— Directions —
Reproduce the material below in full, switching every "volume-bar" to "volume-column" and leaving everything else unchanged.

— Exercise data —
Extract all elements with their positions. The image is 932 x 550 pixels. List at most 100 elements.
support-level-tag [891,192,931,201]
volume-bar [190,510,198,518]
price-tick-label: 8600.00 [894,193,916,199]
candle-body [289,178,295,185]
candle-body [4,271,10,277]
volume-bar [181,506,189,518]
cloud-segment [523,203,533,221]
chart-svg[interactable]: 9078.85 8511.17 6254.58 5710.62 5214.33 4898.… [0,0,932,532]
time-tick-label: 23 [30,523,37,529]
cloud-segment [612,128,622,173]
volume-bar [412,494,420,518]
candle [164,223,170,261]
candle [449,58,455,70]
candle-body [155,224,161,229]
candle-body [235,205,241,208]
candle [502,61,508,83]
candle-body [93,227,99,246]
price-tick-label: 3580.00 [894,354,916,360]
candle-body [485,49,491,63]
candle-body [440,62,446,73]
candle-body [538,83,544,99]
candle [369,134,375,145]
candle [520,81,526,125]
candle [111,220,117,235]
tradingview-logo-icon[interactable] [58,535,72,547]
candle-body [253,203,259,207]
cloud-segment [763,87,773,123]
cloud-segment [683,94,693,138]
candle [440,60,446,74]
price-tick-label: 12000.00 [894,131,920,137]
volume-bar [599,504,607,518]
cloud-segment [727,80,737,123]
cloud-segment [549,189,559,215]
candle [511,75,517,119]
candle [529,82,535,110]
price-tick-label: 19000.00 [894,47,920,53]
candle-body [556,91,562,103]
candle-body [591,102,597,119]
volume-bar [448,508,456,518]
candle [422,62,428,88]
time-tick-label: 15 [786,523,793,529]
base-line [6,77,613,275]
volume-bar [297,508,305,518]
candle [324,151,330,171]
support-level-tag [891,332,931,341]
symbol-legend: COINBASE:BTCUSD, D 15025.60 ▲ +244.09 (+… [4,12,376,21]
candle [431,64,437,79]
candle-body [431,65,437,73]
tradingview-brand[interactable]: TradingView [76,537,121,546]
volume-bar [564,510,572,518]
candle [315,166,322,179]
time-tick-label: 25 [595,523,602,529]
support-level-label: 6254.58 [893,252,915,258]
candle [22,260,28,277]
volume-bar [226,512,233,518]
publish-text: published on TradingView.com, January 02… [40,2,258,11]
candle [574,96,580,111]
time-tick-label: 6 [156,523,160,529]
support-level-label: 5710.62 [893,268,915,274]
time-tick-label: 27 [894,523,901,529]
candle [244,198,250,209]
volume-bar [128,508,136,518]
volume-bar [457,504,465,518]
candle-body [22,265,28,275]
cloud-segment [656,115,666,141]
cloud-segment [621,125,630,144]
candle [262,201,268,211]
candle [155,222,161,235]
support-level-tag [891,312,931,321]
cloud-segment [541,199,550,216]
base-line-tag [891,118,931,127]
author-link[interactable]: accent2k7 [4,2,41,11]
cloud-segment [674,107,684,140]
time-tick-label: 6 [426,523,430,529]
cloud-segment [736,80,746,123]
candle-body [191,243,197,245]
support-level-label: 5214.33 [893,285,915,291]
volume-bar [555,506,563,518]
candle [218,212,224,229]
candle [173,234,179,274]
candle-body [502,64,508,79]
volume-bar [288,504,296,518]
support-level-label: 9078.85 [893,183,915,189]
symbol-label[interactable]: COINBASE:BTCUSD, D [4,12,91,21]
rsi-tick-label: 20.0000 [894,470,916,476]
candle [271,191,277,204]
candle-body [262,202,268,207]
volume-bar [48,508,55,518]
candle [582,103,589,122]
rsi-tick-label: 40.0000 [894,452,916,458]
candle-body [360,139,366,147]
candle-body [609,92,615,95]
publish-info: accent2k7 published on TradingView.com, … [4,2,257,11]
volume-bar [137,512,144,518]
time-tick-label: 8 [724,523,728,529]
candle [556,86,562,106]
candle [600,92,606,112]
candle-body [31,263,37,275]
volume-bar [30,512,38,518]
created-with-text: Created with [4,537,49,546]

— Answer to this task —
Extract all elements with their positions. The image is 932 x 550 pixels. List at most 100 elements.
support-level-tag [891,192,931,201]
volume-column [190,510,198,518]
price-tick-label: 8600.00 [894,193,916,199]
candle-body [289,178,295,185]
candle-body [4,271,10,277]
volume-column [181,506,189,518]
cloud-segment [523,203,533,221]
chart-svg[interactable]: 9078.85 8511.17 6254.58 5710.62 5214.33 4898.… [0,0,932,532]
time-tick-label: 23 [30,523,37,529]
cloud-segment [612,128,622,173]
volume-column [412,494,420,518]
candle [164,223,170,261]
candle [449,58,455,70]
candle-body [155,224,161,229]
candle-body [235,205,241,208]
candle [502,61,508,83]
candle-body [93,227,99,246]
price-tick-label: 3580.00 [894,354,916,360]
candle-body [485,49,491,63]
candle-body [440,62,446,73]
candle-body [538,83,544,99]
candle [369,134,375,145]
candle [520,81,526,125]
candle [111,220,117,235]
tradingview-logo-icon[interactable] [58,535,72,547]
candle-body [253,203,259,207]
cloud-segment [763,87,773,123]
cloud-segment [683,94,693,138]
candle [440,60,446,74]
price-tick-label: 12000.00 [894,131,920,137]
volume-column [599,504,607,518]
cloud-segment [727,80,737,123]
cloud-segment [549,189,559,215]
candle [511,75,517,119]
candle [529,82,535,110]
price-tick-label: 19000.00 [894,47,920,53]
candle-body [556,91,562,103]
candle-body [591,102,597,119]
volume-column [448,508,456,518]
candle [422,62,428,88]
time-tick-label: 15 [786,523,793,529]
base-line [6,77,613,275]
volume-column [297,508,305,518]
candle [324,151,330,171]
support-level-tag [891,332,931,341]
symbol-legend: COINBASE:BTCUSD, D 15025.60 ▲ +244.09 (+… [4,12,376,21]
candle [431,64,437,79]
candle-body [431,65,437,73]
tradingview-brand[interactable]: TradingView [76,537,121,546]
volume-column [564,510,572,518]
candle [315,166,322,179]
time-tick-label: 25 [595,523,602,529]
support-level-label: 6254.58 [893,252,915,258]
candle [22,260,28,277]
volume-column [226,512,233,518]
publish-text: published on TradingView.com, January 02… [40,2,258,11]
candle [574,96,580,111]
time-tick-label: 6 [156,523,160,529]
support-level-label: 5710.62 [893,268,915,274]
time-tick-label: 27 [894,523,901,529]
candle [244,198,250,209]
volume-column [128,508,136,518]
volume-column [457,504,465,518]
candle-body [22,265,28,275]
cloud-segment [656,115,666,141]
cloud-segment [621,125,630,144]
candle [262,201,268,211]
candle [155,222,161,235]
support-level-tag [891,312,931,321]
cloud-segment [541,199,550,216]
base-line-tag [891,118,931,127]
author-link[interactable]: accent2k7 [4,2,41,11]
cloud-segment [674,107,684,140]
time-tick-label: 6 [426,523,430,529]
cloud-segment [736,80,746,123]
candle-body [191,243,197,245]
support-level-label: 5214.33 [893,285,915,291]
volume-column [555,506,563,518]
candle [218,212,224,229]
candle [173,234,179,274]
candle-body [502,64,508,79]
volume-column [288,504,296,518]
support-level-label: 9078.85 [893,183,915,189]
symbol-label[interactable]: COINBASE:BTCUSD, D [4,12,91,21]
rsi-tick-label: 20.0000 [894,470,916,476]
candle [271,191,277,204]
candle-body [262,202,268,207]
volume-column [48,508,55,518]
candle [582,103,589,122]
rsi-tick-label: 40.0000 [894,452,916,458]
candle-body [360,139,366,147]
candle-body [609,92,615,95]
publish-info: accent2k7 published on TradingView.com, … [4,2,257,11]
volume-column [137,512,144,518]
time-tick-label: 8 [724,523,728,529]
candle [556,86,562,106]
candle [600,92,606,112]
candle-body [31,263,37,275]
volume-column [30,512,38,518]
created-with-text: Created with [4,537,49,546]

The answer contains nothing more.